Stored dataset items →

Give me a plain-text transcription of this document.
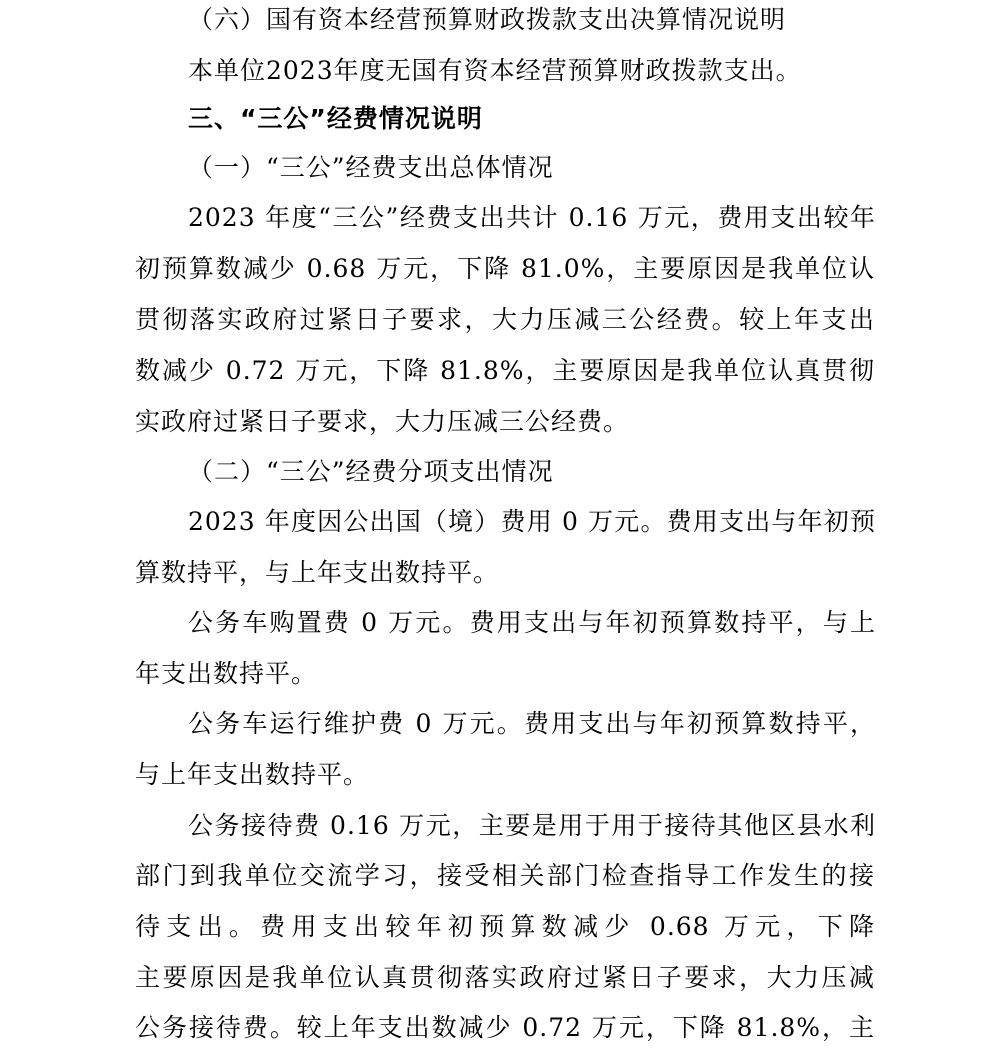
（六）国有资本经营预算财政拨款支出决算情况说明
本单位2023年度无国有资本经营预算财政拨款支出。
三、“三公”经费情况说明
（一）“三公”经费支出总体情况
2023 年度“三公”经费支出共计 0.16 万元，费用支出较年
初预算数减少 0.68 万元，下降 81.0%，主要原因是我单位认
贯彻落实政府过紧日子要求，大力压减三公经费。较上年支出
数减少 0.72 万元，下降 81.8%，主要原因是我单位认真贯彻
实政府过紧日子要求，大力压减三公经费。
（二）“三公”经费分项支出情况
2023 年度因公出国（境）费用 0 万元。费用支出与年初预
算数持平，与上年支出数持平。
公务车购置费 0 万元。费用支出与年初预算数持平，与上
年支出数持平。
公务车运行维护费 0 万元。费用支出与年初预算数持平，
与上年支出数持平。
公务接待费 0.16 万元，主要是用于用于接待其他区县水利
部门到我单位交流学习，接受相关部门检查指导工作发生的接
待支出。费用支出较年初预算数减少 0.68 万元，下降
主要原因是我单位认真贯彻落实政府过紧日子要求，大力压减
公务接待费。较上年支出数减少 0.72 万元，下降 81.8%，主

Your task → Print each line of the material above exactly, with the pictures removed from your copy.

Answer for this exercise →
Give me a plain-text transcription of this document.
（六）国有资本经营预算财政拨款支出决算情况说明
本单位2023年度无国有资本经营预算财政拨款支出。
三、“三公”经费情况说明
（一）“三公”经费支出总体情况
2023 年度“三公”经费支出共计 0.16 万元，费用支出较年
初预算数减少 0.68 万元，下降 81.0%，主要原因是我单位认
贯彻落实政府过紧日子要求，大力压减三公经费。较上年支出
数减少 0.72 万元，下降 81.8%，主要原因是我单位认真贯彻
实政府过紧日子要求，大力压减三公经费。
（二）“三公”经费分项支出情况
2023 年度因公出国（境）费用 0 万元。费用支出与年初预
算数持平，与上年支出数持平。
公务车购置费 0 万元。费用支出与年初预算数持平，与上
年支出数持平。
公务车运行维护费 0 万元。费用支出与年初预算数持平，
与上年支出数持平。
公务接待费 0.16 万元，主要是用于用于接待其他区县水利
部门到我单位交流学习，接受相关部门检查指导工作发生的接
待支出。费用支出较年初预算数减少 0.68 万元，下降
主要原因是我单位认真贯彻落实政府过紧日子要求，大力压减
公务接待费。较上年支出数减少 0.72 万元，下降 81.8%，主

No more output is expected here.